◆ **WHAT YOU WILL DO**:
1) Please copy out the stretch of the passage on touring and audiences from "I saw Leonard" through "deployment of enjoyment.".
2) Extend the passage on touring and audiences, picking up after its final sentence.

◆ **TEXT EXTRACT**:
Then there has been all these ways of
touring. Sometimes we would use touring just to go a certain place,
just as a vehicle. Like, if I wanted to go to New Mexico for the
weekend I would set up a show accordingly.
And now we do that with the family. If
we want to go to Greece we'll set up a show there. So we do it in a
way which means we haven't applied it as a form of show business . .
. and sometimes it's not even entertainment but it is something else.
Every time I go out these days,
especially in the last few years, I wonder who my audience is.
I think it's mostly younger musicians
who have found their way there, and there is some kind of embedded
code in the albums which makes a lot of sense to someone starting out
making their own music.
Then there's also my voice which has
gotten more of a baritone and has more of a comfort zone instead of
something on the edge, and that seems to have lured in more young
women. I think that is maybe because of the voice.
We have a wide range of people coming
in, there's my age or older who got into us when they were young and
they're approaching 60 because I'm 54. Or you have the younger musicians
starting out and these young women bringing their boyfriends. I can't
make much sense of it.
I saw Leonard Cohen recently and aside
from women in their 60s for whom he was still a sex symbol there was
an enormous number of young women. I could only think there was
something in his voice which attracted them, they didn't look the
kind of people who would be studying modern American poetics at
university.
I don't think it has to do with the
father figure either, it's sort of where the maturing male is headed
to with that resounding texture of a voice that it falls into at some
point later, and because it is slower than ever it is also more
approachable. It doesn't chase after you, it sets up the perimeter
and within that there is space and time enough to reflect. It offers
some kind of . . . deployment of enjoyment.

◆ **SOURCE DATA**:
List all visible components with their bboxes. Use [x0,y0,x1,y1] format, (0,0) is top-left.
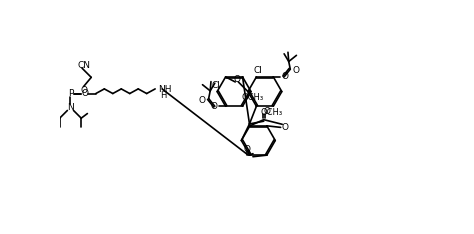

◆ **EXERCISE ANSWERS**:
1)
I saw Leonard Cohen recently and aside
from women in their 60s for whom he was still a sex symbol there was
an enormous number of young women. I could only think there was
something in his voice which attracted them, they didn't look the
kind of people who would be studying modern American poetics at
university.
I don't think it has to do with the
father figure either, it's sort of where the maturing male is headed
to with that resounding texture of a voice that it falls into at some
point later, and because it is slower than ever it is also more
approachable. It doesn't chase after you, it sets up the perimeter
and within that there is space and time enough to reflect. It offers
some kind of . . . deployment of enjoyment.

2)
Maybe it's that Walker Cronkite thing
we were talking about. “Here's a man I can trust”.
(Laughs) That's it. You summed it up
right there and I took like 12 minutes to get to that.
Let's go back to that ethos you were
talking about when you started out. Is that why you denied the notion
of the band? There's always that band/gang thing which explains why
U2 are together after all these years, they are the last gang. But
that hasn't been the case with Giant Sand with its revolving door
membership.
No, but that was the intention. The way
life was playing I wasn't able to do it as such, but that would have
have been the best way to do it, like the letter bands . . . REM, U2
. . . It's why we formed OP8 and thought that was going to go the way
of the other letter/number bands.
But there was a series of incidents
that determined otherwise and if I had my druthers I still think that
is the best way to do it.
But when you look at Bob Dylan and Neil
Young . . . Dylan had a revealing line in his Chronicles when he said
every time he would put a band together – in Minnesota or New York
– someone else would come along and steal his band,. Someone with
more stage presence or a better voice would like his band and didn't
care for what he was doing, so they took his band away.
So it's not that hard to do because a
player, especially that young, wants to go with the best ticket,
especially if they are not writing their own material and they have
to rely on enough gigs to get by. So they want to go with the best
ticket and I think that scarred him because in all the years that
followed he kept changing members in his band.
The same with Neil Young, although for
different reasons. Because I think he was so fired up and moving so
quickly that it might have been because he knew at any moment it
could be over and no one could keep up with him, especially after
Buffalo Springfield.
Those two guys seemed like having a
whole band could not apply to them, although they both look a little
sad for it too. It is just so much more protective to be in a posse.
But I just listened to the last REM
album and two thirds of it sound like every other REM album I've ever
heard. That's the constraints of a band. One of the things about
Giant Sand I've always thought is that it is a moveable . . .beast.
I was going to say "feast" but "beast" sound better, that whoever comes
in brings something different for you, or you offer them an
opportunity. And for me as a listener that just seems more
interesting.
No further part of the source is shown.